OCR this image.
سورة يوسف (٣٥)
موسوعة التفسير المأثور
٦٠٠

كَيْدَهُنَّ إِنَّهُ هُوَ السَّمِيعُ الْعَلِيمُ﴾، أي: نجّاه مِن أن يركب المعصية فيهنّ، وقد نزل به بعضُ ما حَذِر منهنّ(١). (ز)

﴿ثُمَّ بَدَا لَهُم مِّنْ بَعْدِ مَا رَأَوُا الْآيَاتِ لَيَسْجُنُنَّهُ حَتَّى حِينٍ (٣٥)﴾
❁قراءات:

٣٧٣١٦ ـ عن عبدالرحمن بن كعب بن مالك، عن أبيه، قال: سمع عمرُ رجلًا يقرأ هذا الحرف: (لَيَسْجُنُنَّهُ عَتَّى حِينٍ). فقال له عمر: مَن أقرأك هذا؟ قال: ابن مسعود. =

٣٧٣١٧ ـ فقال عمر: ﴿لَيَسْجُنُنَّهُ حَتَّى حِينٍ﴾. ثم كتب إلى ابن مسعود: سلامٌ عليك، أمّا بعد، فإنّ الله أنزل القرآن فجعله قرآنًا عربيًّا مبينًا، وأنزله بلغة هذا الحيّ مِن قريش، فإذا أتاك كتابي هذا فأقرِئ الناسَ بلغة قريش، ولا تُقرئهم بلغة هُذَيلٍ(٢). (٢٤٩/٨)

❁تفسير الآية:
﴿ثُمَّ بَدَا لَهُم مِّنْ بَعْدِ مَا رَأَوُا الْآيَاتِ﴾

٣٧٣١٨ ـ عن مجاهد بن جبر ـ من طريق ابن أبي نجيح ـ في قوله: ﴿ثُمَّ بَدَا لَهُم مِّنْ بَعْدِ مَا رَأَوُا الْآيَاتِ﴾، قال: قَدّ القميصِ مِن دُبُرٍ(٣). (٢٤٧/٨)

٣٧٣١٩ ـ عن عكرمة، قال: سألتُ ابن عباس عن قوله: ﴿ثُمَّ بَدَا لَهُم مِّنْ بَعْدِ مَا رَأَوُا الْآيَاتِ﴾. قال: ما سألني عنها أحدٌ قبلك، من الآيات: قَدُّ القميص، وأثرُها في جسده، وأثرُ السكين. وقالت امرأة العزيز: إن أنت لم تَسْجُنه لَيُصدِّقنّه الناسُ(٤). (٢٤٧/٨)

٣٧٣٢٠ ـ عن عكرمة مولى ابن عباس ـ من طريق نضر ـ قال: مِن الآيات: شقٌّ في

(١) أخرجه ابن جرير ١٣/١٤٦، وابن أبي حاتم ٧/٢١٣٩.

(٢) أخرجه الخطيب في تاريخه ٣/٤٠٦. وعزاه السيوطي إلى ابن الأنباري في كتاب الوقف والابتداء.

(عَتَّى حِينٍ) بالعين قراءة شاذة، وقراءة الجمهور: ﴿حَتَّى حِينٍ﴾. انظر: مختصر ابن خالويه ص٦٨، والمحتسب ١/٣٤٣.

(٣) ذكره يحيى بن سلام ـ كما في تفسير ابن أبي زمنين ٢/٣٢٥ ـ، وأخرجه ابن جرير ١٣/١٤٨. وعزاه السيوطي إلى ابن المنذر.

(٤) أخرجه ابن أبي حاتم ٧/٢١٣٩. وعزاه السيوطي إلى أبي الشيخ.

::::

— Written problem —
Filter the listing above for the string "الآيات" and copy every matching line.

— Task solution —
٣٧٣١٩ ـ عن عكرمة، قال: سألتُ ابن عباس عن قوله: ﴿ثُمَّ بَدَا لَهُم مِّنْ بَعْدِ مَا رَأَوُا الْآيَاتِ﴾. قال: ما سألني عنها أحدٌ قبلك، من الآيات: قَدُّ القميص، وأثرُها في جسده، وأثرُ السكين. وقالت امرأة العزيز: إن أنت لم تَسْجُنه لَيُصدِّقنّه الناسُ(٤). (٢٤٧/٨)
٣٧٣٢٠ ـ عن عكرمة مولى ابن عباس ـ من طريق نضر ـ قال: مِن الآيات: شقٌّ في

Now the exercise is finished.